— Start of Excerpted data —

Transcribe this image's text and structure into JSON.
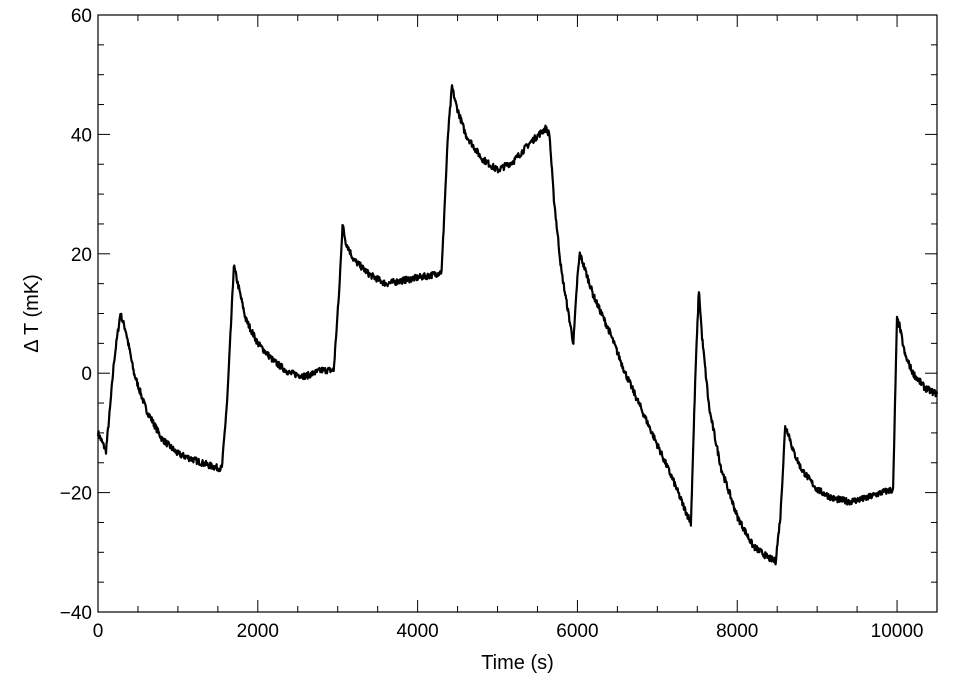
{
  "chart_data": {
    "type": "line",
    "title": "",
    "xlabel": "Time (s)",
    "ylabel": "Δ T (mK)",
    "xlim": [
      0,
      10500
    ],
    "ylim": [
      -40,
      60
    ],
    "xticks": [
      0,
      2000,
      4000,
      6000,
      8000,
      10000
    ],
    "xtick_labels": [
      "0",
      "2000",
      "4000",
      "6000",
      "8000",
      "10000"
    ],
    "yticks": [
      -40,
      -20,
      0,
      20,
      40,
      60
    ],
    "ytick_labels": [
      "−40",
      "−20",
      "0",
      "20",
      "40",
      "60"
    ],
    "grid": false,
    "legend": false,
    "line_color": "#000000",
    "series": [
      {
        "x": [
          0,
          100,
          150,
          200,
          280,
          350,
          450,
          600,
          800,
          1000,
          1200,
          1400,
          1550,
          1620,
          1700,
          1750,
          1850,
          2000,
          2200,
          2400,
          2600,
          2800,
          2950,
          3020,
          3060,
          3100,
          3200,
          3400,
          3600,
          3800,
          4000,
          4200,
          4300,
          4380,
          4430,
          4480,
          4600,
          4800,
          5000,
          5200,
          5400,
          5600,
          5650,
          5700,
          5800,
          5900,
          5950,
          6000,
          6030,
          6080,
          6200,
          6400,
          6600,
          6800,
          7000,
          7200,
          7350,
          7420,
          7480,
          7520,
          7560,
          7650,
          7800,
          8000,
          8200,
          8400,
          8480,
          8540,
          8600,
          8640,
          8700,
          8800,
          9000,
          9200,
          9400,
          9600,
          9800,
          9950,
          10000,
          10030,
          10100,
          10200,
          10350,
          10500
        ],
        "y": [
          -10,
          -13,
          -6,
          2,
          10,
          7,
          0,
          -6,
          -11,
          -13.5,
          -14.5,
          -15.5,
          -16,
          -4,
          18,
          15,
          9,
          5,
          2,
          0,
          -0.5,
          0.5,
          0.5,
          14,
          25,
          22,
          19,
          16.5,
          15,
          15.5,
          16,
          16.5,
          17,
          40,
          48,
          45,
          40,
          36,
          34,
          35.5,
          38.5,
          41,
          40,
          30,
          17,
          9,
          5,
          16,
          20,
          18,
          13,
          7,
          0,
          -6,
          -12,
          -18,
          -23,
          -25,
          1,
          14,
          6,
          -6,
          -16,
          -24,
          -29,
          -31,
          -31.5,
          -24,
          -9,
          -10,
          -13,
          -16,
          -19.5,
          -21,
          -21.5,
          -21,
          -20,
          -19.5,
          9,
          8,
          3,
          0,
          -2.5,
          -3.5
        ]
      }
    ]
  }
}
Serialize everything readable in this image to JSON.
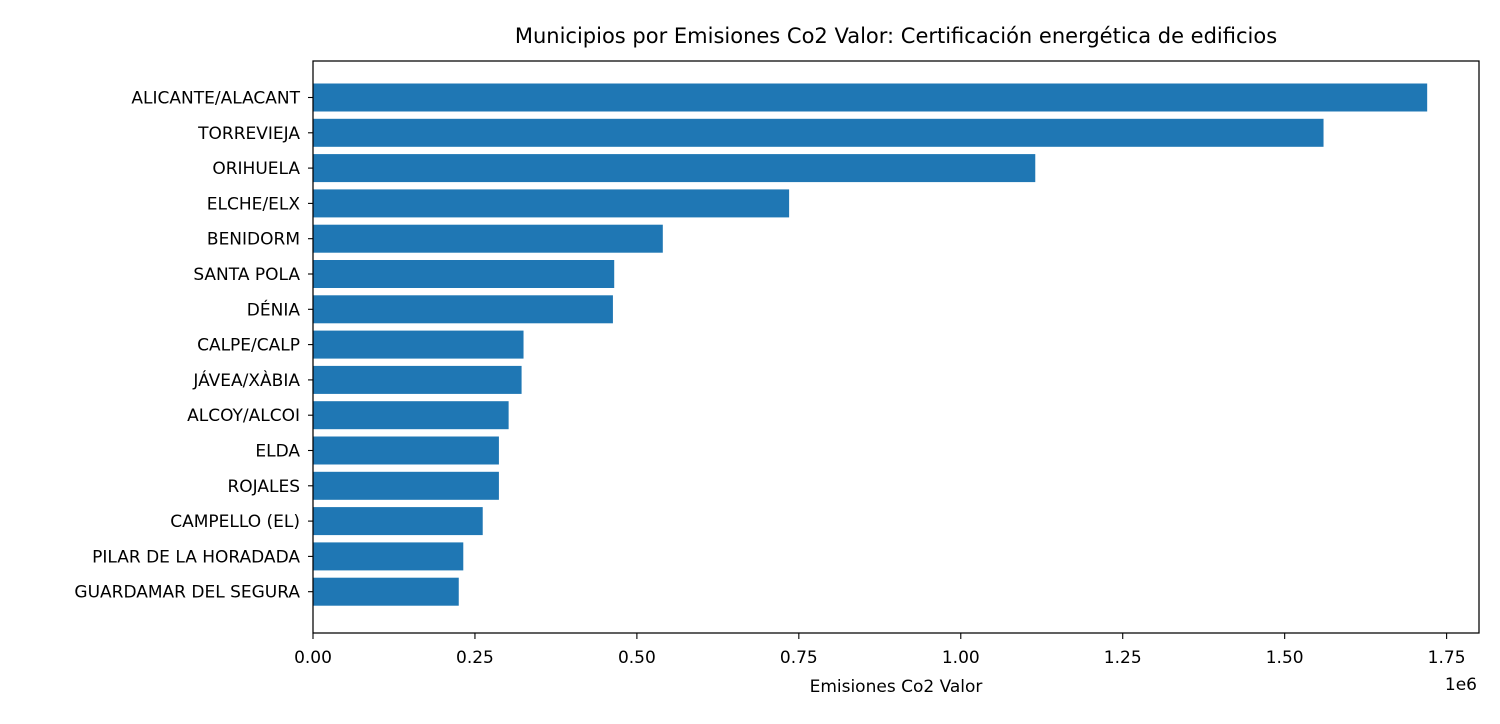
{
  "chart_data": {
    "type": "bar",
    "orientation": "horizontal",
    "title": "Municipios por Emisiones Co2 Valor: Certificación energética de edificios",
    "xlabel": "Emisiones Co2 Valor",
    "ylabel": "",
    "x_offset_text": "1e6",
    "xlim": [
      0,
      1800000
    ],
    "x_ticks": [
      0,
      250000,
      500000,
      750000,
      1000000,
      1250000,
      1500000,
      1750000
    ],
    "x_tick_labels": [
      "0.00",
      "0.25",
      "0.50",
      "0.75",
      "1.00",
      "1.25",
      "1.50",
      "1.75"
    ],
    "grid": false,
    "bar_color": "#1f77b4",
    "categories": [
      "ALICANTE/ALACANT",
      "TORREVIEJA",
      "ORIHUELA",
      "ELCHE/ELX",
      "BENIDORM",
      "SANTA POLA",
      "DÉNIA",
      "CALPE/CALP",
      "JÁVEA/XÀBIA",
      "ALCOY/ALCOI",
      "ELDA",
      "ROJALES",
      "CAMPELLO (EL)",
      "PILAR DE LA HORADADA",
      "GUARDAMAR DEL SEGURA"
    ],
    "values": [
      1720000,
      1560000,
      1115000,
      735000,
      540000,
      465000,
      463000,
      325000,
      322000,
      302000,
      287000,
      287000,
      262000,
      232000,
      225000
    ]
  }
}
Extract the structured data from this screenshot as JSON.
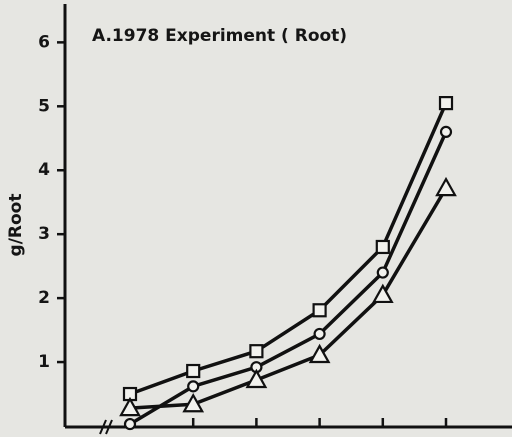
{
  "chart_data": {
    "type": "line",
    "title": "A.1978 Experiment ( Root)",
    "y_label": "g/Root",
    "categories": [
      null,
      null,
      null,
      null,
      null,
      null
    ],
    "series": [
      {
        "name": null,
        "marker": "square",
        "color": "#111111",
        "values": [
          0.5,
          0.86,
          1.17,
          1.81,
          2.8,
          5.05
        ]
      },
      {
        "name": null,
        "marker": "circle",
        "color": "#111111",
        "values": [
          0.03,
          0.62,
          0.92,
          1.44,
          2.4,
          4.6
        ]
      },
      {
        "name": null,
        "marker": "triangle",
        "color": "#111111",
        "values": [
          0.28,
          0.34,
          0.72,
          1.11,
          2.05,
          3.72
        ]
      }
    ],
    "ylim": [
      0,
      6.6
    ],
    "yticks": [
      1,
      2,
      3,
      4,
      5,
      6
    ],
    "grid": false
  }
}
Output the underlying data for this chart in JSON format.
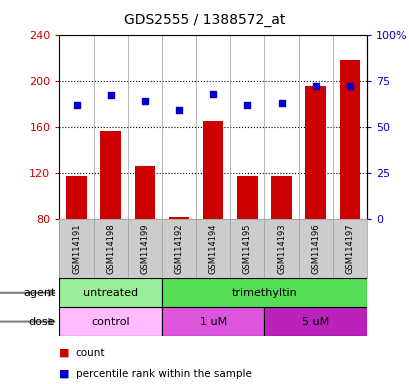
{
  "title": "GDS2555 / 1388572_at",
  "samples": [
    "GSM114191",
    "GSM114198",
    "GSM114199",
    "GSM114192",
    "GSM114194",
    "GSM114195",
    "GSM114193",
    "GSM114196",
    "GSM114197"
  ],
  "counts": [
    117,
    156,
    126,
    82,
    165,
    117,
    117,
    195,
    218
  ],
  "percentile_ranks": [
    62,
    67,
    64,
    59,
    68,
    62,
    63,
    72,
    72
  ],
  "ylim_left": [
    80,
    240
  ],
  "ylim_right": [
    0,
    100
  ],
  "yticks_left": [
    80,
    120,
    160,
    200,
    240
  ],
  "yticks_right": [
    0,
    25,
    50,
    75,
    100
  ],
  "ytick_labels_right": [
    "0",
    "25",
    "50",
    "75",
    "100%"
  ],
  "bar_color": "#cc0000",
  "dot_color": "#0000cc",
  "bar_bottom": 80,
  "agent_groups": [
    {
      "label": "untreated",
      "start": 0,
      "end": 3,
      "color": "#99ee99"
    },
    {
      "label": "trimethyltin",
      "start": 3,
      "end": 9,
      "color": "#55dd55"
    }
  ],
  "dose_groups": [
    {
      "label": "control",
      "start": 0,
      "end": 3,
      "color": "#ffbbff"
    },
    {
      "label": "1 uM",
      "start": 3,
      "end": 6,
      "color": "#dd55dd"
    },
    {
      "label": "5 uM",
      "start": 6,
      "end": 9,
      "color": "#bb22bb"
    }
  ],
  "legend_labels": [
    "count",
    "percentile rank within the sample"
  ],
  "xlabel_agent": "agent",
  "xlabel_dose": "dose",
  "grid_color": "#000000",
  "tick_label_color_left": "#cc0000",
  "tick_label_color_right": "#0000cc",
  "bg_color": "#ffffff",
  "sample_bg_color": "#cccccc",
  "sample_border_color": "#999999",
  "figsize": [
    4.1,
    3.84
  ],
  "dpi": 100
}
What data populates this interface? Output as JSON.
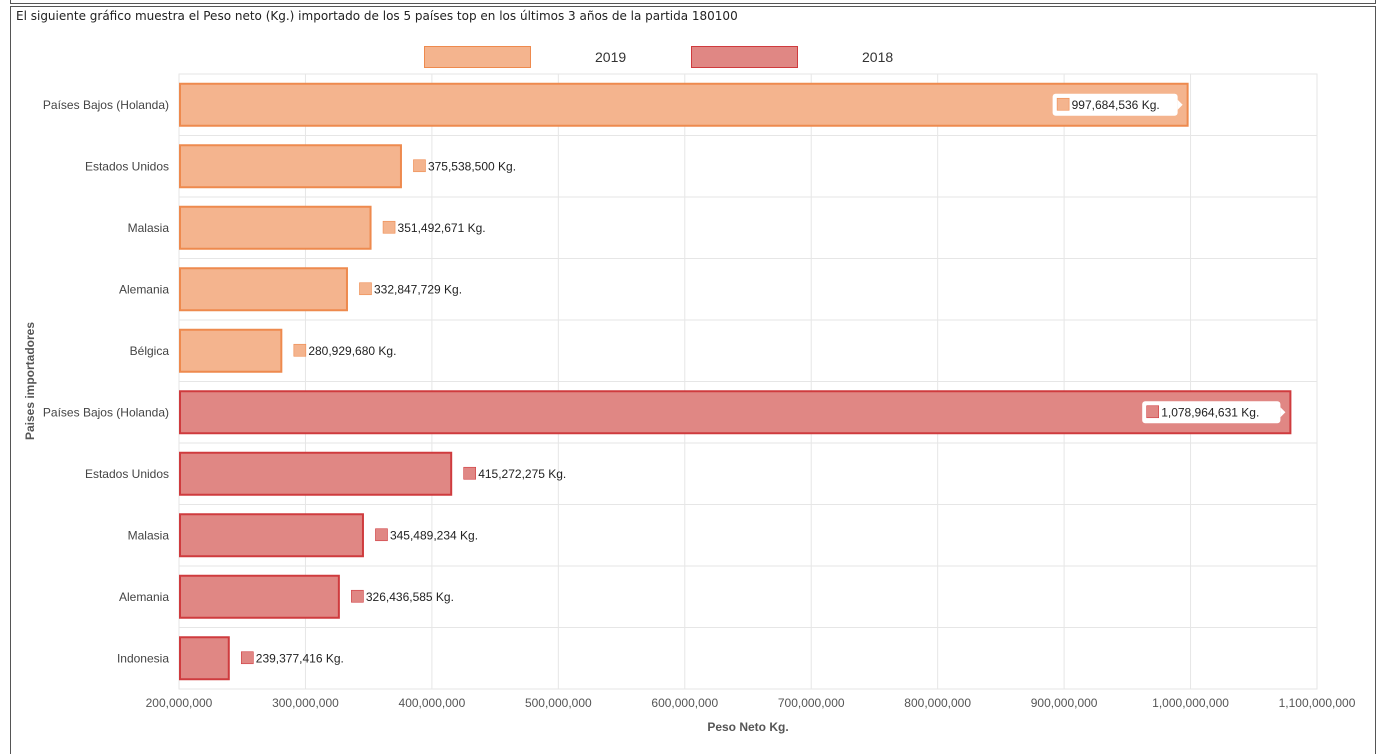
{
  "caption": "El siguiente gráfico muestra el Peso neto (Kg.) importado de los 5 países top en los últimos 3 años de la partida 180100",
  "chart_data": {
    "type": "bar",
    "orientation": "horizontal",
    "xlabel": "Peso Neto Kg.",
    "ylabel": "Paises importadores",
    "xlim": [
      200000000,
      1100000000
    ],
    "x_ticks": [
      "200,000,000",
      "300,000,000",
      "400,000,000",
      "500,000,000",
      "600,000,000",
      "700,000,000",
      "800,000,000",
      "900,000,000",
      "1,000,000,000",
      "1,100,000,000"
    ],
    "grid": true,
    "legend_position": "top",
    "value_suffix": " Kg.",
    "series": [
      {
        "name": "2019",
        "fill": "#f4b48e",
        "stroke": "#ee8a4e",
        "categories": [
          "Países Bajos (Holanda)",
          "Estados Unidos",
          "Malasia",
          "Alemania",
          "Bélgica"
        ],
        "values": [
          997684536,
          375538500,
          351492671,
          332847729,
          280929680
        ],
        "labels": [
          "997,684,536 Kg.",
          "375,538,500 Kg.",
          "351,492,671 Kg.",
          "332,847,729 Kg.",
          "280,929,680 Kg."
        ]
      },
      {
        "name": "2018",
        "fill": "#e08784",
        "stroke": "#cf3b3e",
        "categories": [
          "Países Bajos (Holanda)",
          "Estados Unidos",
          "Malasia",
          "Alemania",
          "Indonesia"
        ],
        "values": [
          1078964631,
          415272275,
          345489234,
          326436585,
          239377416
        ],
        "labels": [
          "1,078,964,631 Kg.",
          "415,272,275 Kg.",
          "345,489,234 Kg.",
          "326,436,585 Kg.",
          "239,377,416 Kg."
        ]
      }
    ]
  }
}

— End of Excerpted data —

To be done >> Look through the data above. Find each line with the string "title" and copy it.

Worked answer >>
    "title": "",
    "title": "Municipios por Emisiones Co2 Valor: Certificación energética de edificios",
    "title": "A.1978 Experiment ( Root)",
  "title": "GDS2555 / 1388572_at",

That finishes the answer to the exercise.